• Task to complete
Go through the material and pull out every line with the string "flux" in it.

• Supplied data
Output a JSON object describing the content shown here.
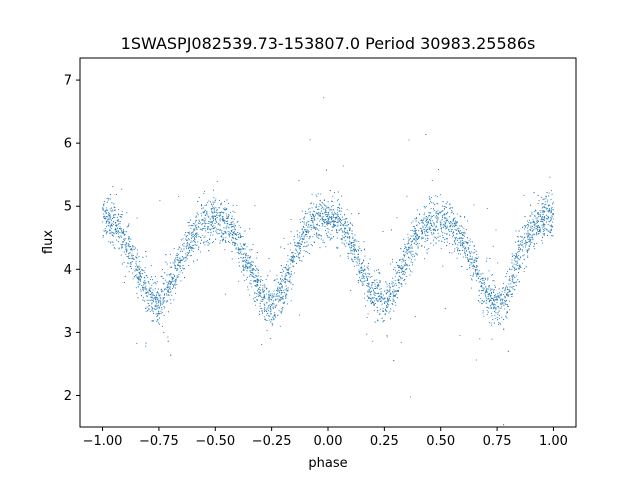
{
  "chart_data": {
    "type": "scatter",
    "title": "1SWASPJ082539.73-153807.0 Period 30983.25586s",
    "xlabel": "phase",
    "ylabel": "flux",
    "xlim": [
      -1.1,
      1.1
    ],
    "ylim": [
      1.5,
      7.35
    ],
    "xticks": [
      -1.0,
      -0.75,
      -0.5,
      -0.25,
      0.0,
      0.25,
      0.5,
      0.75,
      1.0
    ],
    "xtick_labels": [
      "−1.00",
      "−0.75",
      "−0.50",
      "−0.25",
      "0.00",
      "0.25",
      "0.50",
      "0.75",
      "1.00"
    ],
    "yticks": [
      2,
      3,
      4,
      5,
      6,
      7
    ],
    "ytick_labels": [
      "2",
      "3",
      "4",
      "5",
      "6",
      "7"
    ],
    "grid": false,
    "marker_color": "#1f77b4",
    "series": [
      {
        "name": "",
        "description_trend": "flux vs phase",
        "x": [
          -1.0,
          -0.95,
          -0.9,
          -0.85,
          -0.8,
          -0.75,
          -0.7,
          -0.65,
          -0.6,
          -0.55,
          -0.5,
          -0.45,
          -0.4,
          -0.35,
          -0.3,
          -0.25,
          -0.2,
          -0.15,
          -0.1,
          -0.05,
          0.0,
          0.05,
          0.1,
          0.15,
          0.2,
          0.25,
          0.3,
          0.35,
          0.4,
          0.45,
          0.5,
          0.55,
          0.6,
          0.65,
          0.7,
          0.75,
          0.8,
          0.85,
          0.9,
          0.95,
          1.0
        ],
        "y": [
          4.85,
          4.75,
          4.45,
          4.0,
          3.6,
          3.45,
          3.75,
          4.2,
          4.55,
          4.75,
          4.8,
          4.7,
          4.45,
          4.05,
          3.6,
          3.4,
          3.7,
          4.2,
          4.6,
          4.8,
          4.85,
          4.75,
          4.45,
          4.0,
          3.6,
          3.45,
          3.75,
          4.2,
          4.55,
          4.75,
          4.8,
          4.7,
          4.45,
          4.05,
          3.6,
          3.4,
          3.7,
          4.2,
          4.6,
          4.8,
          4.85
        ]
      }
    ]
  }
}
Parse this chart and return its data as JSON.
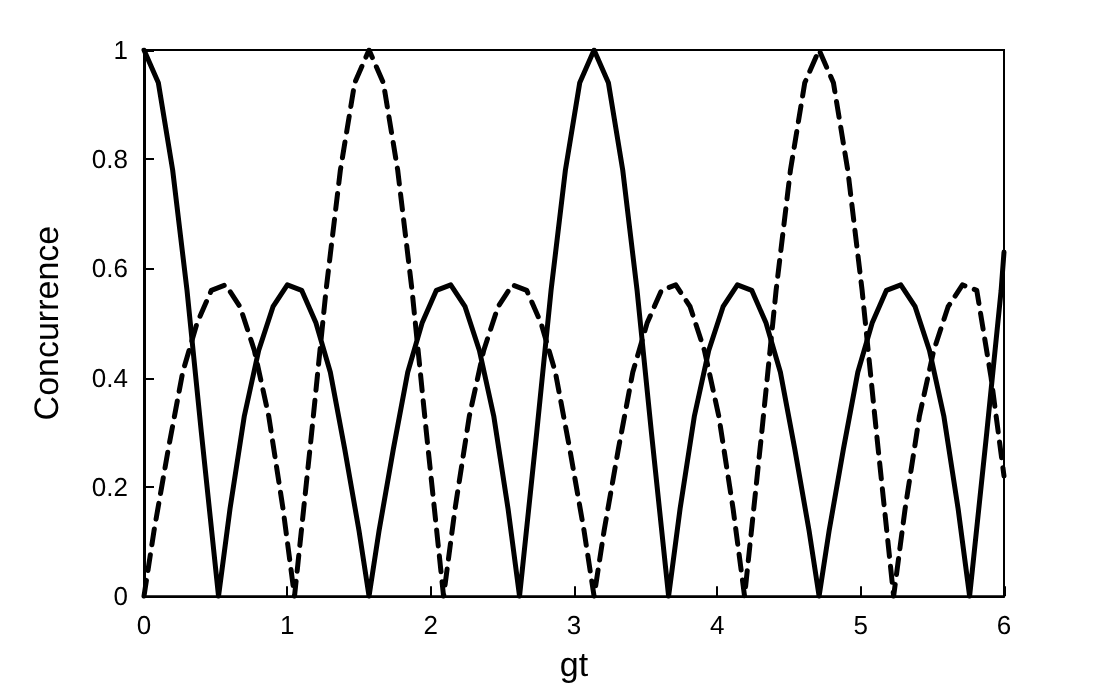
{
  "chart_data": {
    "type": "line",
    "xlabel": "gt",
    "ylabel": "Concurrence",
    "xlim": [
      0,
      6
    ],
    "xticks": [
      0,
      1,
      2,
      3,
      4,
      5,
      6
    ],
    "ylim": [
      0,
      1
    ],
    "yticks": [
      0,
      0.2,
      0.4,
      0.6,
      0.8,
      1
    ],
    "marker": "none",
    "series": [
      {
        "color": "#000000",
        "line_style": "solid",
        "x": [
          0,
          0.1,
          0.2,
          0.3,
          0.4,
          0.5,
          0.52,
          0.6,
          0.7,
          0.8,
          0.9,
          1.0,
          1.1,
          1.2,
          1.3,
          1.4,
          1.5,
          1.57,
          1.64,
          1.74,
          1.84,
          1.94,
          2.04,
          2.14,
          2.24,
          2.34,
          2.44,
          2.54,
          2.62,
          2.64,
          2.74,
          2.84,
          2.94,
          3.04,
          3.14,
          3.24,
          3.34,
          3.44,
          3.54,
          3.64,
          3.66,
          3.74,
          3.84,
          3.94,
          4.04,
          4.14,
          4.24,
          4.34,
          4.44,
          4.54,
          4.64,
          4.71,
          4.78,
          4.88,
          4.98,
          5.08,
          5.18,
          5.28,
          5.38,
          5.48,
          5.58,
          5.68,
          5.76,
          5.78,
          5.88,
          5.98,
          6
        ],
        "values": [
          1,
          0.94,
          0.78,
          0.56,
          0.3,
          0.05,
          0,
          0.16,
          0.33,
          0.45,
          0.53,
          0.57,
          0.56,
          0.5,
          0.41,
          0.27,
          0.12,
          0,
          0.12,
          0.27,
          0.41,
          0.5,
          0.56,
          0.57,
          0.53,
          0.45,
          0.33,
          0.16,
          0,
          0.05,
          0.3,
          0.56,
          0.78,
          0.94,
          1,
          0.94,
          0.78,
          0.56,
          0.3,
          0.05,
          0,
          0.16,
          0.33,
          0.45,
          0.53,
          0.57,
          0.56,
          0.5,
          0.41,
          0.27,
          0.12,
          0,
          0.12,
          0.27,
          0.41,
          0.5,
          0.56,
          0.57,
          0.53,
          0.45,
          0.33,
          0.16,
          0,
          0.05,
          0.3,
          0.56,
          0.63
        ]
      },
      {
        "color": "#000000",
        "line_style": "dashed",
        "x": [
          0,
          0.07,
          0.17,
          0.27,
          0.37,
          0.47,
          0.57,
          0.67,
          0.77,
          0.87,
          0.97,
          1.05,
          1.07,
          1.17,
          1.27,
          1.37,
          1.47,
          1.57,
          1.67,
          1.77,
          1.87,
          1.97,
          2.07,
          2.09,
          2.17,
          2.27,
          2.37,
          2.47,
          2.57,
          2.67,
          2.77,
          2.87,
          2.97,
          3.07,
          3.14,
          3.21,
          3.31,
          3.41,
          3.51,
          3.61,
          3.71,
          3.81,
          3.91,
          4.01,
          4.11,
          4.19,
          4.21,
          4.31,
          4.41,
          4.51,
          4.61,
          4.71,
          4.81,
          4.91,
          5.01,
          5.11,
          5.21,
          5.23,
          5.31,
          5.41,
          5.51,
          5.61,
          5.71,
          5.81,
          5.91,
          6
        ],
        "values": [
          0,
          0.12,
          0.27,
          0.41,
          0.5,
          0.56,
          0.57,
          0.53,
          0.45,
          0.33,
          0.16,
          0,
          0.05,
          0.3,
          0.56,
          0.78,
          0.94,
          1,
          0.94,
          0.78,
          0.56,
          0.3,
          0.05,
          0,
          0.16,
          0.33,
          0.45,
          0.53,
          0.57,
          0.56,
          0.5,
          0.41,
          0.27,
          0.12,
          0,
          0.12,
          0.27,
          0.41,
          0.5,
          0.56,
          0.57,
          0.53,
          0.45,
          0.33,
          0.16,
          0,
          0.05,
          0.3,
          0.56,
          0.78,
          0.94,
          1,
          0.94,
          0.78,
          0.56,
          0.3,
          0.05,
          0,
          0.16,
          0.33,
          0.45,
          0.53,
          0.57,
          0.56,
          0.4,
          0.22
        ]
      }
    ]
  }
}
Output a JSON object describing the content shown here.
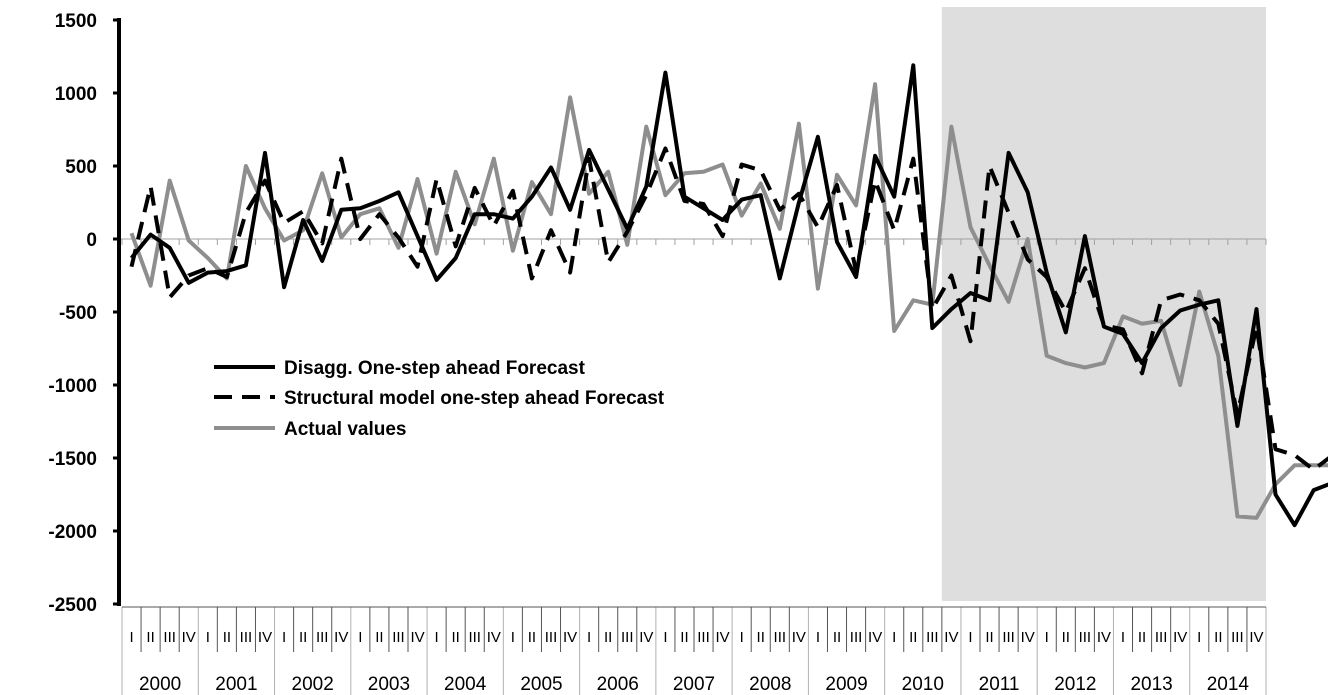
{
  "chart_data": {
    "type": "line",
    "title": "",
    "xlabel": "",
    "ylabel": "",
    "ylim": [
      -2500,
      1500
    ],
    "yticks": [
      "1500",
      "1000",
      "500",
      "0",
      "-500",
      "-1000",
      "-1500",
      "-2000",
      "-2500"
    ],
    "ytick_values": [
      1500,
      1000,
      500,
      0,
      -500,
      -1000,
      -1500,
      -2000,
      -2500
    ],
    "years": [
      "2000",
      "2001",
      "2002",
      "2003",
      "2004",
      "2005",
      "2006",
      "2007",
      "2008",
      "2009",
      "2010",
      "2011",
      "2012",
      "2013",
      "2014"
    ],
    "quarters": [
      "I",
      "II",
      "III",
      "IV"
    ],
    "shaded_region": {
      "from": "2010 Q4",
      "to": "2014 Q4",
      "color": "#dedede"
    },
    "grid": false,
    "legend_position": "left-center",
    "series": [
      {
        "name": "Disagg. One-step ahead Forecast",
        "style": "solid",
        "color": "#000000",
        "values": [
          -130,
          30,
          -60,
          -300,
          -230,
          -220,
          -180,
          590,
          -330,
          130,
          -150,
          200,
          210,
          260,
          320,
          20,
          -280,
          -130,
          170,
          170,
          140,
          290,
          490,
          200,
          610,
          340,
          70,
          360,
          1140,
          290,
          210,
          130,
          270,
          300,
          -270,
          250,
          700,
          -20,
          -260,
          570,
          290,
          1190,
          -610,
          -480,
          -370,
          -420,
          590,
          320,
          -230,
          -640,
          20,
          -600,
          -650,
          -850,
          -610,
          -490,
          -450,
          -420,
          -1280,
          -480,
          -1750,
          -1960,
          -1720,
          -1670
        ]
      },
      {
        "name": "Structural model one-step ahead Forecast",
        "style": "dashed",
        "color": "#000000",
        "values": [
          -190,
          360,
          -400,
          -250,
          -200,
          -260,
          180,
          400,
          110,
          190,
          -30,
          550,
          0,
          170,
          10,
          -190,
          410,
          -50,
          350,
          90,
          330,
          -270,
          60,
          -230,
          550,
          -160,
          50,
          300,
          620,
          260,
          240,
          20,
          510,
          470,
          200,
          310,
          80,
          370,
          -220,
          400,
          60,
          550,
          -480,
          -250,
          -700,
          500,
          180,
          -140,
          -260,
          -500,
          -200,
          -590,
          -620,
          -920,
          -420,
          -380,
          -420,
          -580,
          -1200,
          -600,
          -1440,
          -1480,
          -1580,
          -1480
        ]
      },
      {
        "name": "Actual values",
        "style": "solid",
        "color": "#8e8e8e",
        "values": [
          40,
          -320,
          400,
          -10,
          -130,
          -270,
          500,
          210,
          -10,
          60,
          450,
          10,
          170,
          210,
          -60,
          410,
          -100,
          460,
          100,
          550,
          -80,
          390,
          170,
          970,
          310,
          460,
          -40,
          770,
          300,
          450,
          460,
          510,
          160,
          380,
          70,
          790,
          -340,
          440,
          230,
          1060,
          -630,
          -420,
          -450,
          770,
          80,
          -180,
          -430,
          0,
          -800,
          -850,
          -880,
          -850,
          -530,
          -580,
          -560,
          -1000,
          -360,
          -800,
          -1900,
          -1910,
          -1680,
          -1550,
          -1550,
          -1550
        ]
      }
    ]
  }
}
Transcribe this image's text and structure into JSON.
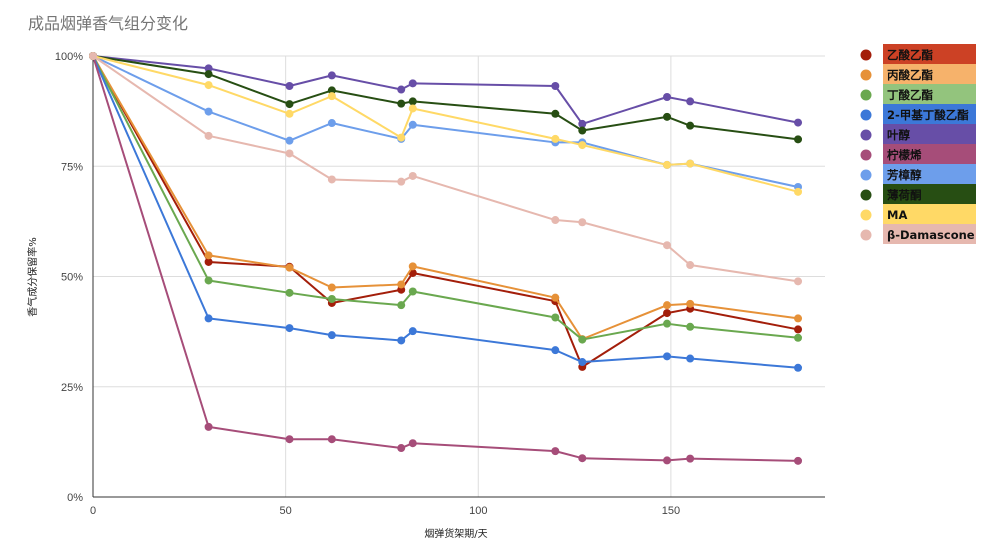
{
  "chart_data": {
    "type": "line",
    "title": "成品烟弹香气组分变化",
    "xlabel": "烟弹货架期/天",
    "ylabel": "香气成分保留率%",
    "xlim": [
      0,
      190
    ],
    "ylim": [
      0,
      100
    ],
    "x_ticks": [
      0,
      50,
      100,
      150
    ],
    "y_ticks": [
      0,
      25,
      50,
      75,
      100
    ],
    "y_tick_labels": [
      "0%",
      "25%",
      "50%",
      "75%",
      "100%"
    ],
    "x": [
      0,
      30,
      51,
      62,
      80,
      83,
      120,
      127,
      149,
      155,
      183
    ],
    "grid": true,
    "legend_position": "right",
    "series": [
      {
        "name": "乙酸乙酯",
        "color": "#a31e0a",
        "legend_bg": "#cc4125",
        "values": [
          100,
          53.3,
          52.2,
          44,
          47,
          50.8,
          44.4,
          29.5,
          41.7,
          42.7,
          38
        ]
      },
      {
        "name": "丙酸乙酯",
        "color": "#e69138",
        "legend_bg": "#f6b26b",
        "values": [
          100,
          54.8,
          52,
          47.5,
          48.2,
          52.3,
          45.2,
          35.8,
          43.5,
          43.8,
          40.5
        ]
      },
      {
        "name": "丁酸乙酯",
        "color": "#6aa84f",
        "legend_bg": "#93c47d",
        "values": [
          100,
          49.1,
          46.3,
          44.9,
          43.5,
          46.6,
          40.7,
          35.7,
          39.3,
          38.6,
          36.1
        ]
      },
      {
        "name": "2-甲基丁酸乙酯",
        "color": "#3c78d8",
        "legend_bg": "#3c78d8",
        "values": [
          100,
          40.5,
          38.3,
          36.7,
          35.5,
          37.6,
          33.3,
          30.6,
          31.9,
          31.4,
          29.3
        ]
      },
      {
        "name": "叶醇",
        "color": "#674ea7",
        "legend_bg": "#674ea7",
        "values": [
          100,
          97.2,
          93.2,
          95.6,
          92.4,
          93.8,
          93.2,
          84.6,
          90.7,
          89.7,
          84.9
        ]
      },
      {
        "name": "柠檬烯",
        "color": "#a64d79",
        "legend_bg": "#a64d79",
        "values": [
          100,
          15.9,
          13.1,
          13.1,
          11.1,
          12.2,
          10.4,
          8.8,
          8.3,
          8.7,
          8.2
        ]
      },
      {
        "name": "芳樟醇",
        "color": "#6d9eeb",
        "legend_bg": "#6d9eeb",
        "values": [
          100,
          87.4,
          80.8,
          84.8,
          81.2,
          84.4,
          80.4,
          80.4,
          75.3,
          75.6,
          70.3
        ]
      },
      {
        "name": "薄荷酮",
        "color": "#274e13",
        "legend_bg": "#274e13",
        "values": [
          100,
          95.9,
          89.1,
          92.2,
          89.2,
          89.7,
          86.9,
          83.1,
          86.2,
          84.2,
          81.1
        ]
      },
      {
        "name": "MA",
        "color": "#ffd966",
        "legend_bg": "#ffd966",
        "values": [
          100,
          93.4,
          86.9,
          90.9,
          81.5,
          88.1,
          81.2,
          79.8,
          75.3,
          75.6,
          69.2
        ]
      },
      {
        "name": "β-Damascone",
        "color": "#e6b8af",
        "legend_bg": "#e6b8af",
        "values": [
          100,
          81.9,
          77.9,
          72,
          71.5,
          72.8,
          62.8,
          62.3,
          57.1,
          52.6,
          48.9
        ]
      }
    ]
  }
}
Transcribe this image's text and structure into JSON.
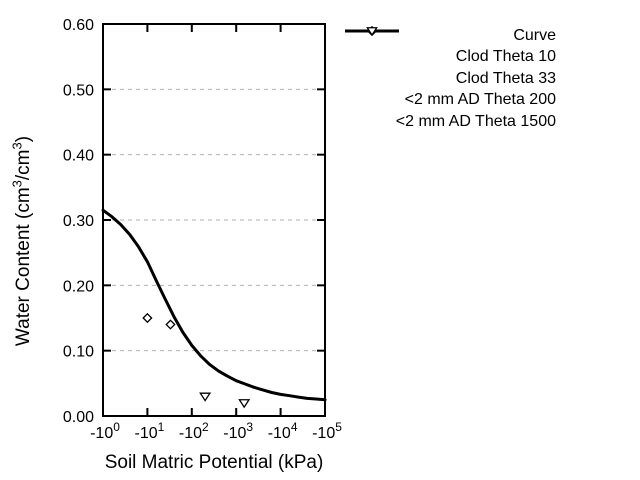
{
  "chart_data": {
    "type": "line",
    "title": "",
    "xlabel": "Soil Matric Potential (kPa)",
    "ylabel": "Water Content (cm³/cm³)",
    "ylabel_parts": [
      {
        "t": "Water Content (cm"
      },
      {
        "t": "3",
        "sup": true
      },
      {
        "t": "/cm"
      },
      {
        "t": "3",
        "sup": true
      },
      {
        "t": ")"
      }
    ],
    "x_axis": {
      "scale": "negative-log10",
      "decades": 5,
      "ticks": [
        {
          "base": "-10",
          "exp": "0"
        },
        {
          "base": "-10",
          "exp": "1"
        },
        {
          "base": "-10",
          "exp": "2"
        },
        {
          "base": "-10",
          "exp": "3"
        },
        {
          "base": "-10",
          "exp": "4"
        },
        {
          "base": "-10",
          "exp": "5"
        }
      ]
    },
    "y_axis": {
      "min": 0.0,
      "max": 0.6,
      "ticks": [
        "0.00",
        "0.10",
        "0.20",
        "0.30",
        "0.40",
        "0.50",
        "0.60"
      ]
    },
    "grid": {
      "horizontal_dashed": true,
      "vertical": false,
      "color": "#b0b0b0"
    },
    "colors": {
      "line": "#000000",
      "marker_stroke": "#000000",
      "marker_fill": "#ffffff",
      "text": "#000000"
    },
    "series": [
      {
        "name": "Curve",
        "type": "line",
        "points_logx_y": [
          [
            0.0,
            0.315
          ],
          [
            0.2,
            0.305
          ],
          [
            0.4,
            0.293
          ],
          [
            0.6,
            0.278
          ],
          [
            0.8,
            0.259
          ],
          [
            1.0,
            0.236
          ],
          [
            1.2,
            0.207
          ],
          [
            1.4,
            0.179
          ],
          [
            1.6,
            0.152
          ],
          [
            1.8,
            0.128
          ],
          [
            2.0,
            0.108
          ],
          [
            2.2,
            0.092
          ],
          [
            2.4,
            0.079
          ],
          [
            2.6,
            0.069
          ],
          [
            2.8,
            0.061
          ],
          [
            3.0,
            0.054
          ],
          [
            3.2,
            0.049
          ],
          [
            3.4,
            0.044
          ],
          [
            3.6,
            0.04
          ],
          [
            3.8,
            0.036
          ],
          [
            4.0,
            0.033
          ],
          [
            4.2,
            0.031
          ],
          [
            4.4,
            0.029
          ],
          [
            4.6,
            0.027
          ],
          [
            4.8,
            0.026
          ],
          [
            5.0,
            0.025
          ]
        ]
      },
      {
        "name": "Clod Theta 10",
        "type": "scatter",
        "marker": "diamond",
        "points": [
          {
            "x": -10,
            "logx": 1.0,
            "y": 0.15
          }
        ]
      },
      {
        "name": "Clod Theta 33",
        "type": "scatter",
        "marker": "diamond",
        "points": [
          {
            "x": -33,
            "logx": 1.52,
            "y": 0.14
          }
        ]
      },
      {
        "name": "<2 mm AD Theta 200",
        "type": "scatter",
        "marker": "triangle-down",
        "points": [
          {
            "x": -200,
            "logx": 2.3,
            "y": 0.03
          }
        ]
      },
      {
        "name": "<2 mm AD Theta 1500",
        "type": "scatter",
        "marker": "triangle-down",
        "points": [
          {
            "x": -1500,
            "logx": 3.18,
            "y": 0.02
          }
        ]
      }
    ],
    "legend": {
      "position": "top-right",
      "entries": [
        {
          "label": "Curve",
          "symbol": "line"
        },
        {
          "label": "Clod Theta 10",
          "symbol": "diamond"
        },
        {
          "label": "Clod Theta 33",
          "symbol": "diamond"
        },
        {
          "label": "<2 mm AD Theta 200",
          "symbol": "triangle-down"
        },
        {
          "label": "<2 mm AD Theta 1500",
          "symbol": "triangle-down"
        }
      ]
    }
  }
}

• Complete output
    "ylabel": "flux",
        "description_trend": "flux vs phase",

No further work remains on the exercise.